ENTRIES SHOWN →
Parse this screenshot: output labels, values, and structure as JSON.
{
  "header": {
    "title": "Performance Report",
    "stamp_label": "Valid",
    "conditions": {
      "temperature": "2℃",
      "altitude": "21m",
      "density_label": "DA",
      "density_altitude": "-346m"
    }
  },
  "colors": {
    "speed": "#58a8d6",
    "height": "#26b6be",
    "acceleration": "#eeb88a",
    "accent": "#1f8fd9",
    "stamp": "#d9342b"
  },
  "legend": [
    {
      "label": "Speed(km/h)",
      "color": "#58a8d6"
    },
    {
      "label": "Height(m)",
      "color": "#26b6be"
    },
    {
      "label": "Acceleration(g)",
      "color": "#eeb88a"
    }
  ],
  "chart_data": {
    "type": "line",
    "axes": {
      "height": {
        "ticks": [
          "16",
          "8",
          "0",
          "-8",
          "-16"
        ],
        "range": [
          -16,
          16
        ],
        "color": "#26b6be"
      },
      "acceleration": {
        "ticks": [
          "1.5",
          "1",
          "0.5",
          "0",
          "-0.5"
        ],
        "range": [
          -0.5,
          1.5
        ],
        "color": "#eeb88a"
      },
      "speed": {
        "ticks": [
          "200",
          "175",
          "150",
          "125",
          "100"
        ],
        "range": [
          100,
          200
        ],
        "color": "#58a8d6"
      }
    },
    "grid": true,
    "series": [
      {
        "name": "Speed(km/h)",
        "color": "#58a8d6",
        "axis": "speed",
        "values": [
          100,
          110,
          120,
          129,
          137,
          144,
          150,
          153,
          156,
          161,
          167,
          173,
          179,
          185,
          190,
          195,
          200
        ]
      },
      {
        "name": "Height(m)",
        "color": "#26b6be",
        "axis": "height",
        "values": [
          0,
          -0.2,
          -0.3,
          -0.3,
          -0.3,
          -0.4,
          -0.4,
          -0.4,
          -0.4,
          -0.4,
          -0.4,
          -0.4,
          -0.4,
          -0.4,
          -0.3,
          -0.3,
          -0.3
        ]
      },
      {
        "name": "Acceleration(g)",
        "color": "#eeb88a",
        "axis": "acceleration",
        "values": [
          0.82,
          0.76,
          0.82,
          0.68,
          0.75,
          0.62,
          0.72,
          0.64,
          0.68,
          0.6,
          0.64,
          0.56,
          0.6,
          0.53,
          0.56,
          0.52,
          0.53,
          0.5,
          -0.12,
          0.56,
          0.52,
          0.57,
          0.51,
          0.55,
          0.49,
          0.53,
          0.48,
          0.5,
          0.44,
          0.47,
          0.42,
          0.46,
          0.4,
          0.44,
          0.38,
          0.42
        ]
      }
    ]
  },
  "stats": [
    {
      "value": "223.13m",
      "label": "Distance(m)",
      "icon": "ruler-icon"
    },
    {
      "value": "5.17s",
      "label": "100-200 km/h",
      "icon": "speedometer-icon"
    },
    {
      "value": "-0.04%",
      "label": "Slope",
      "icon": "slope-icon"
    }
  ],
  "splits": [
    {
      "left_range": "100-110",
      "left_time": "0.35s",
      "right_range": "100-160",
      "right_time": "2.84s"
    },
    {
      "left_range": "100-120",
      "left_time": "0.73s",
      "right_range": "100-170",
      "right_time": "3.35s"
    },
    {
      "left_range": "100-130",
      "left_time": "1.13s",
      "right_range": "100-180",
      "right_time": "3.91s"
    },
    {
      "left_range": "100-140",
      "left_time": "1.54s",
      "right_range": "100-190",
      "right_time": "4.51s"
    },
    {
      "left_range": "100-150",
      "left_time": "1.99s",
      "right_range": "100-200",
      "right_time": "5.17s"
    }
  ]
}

PROBLEM STATEMENT → From the records, copy every line that has the string "name" in it.

EXERCISE OUTPUT →
        "name": "Speed(km/h)",
        "name": "Height(m)",
        "name": "Acceleration(g)",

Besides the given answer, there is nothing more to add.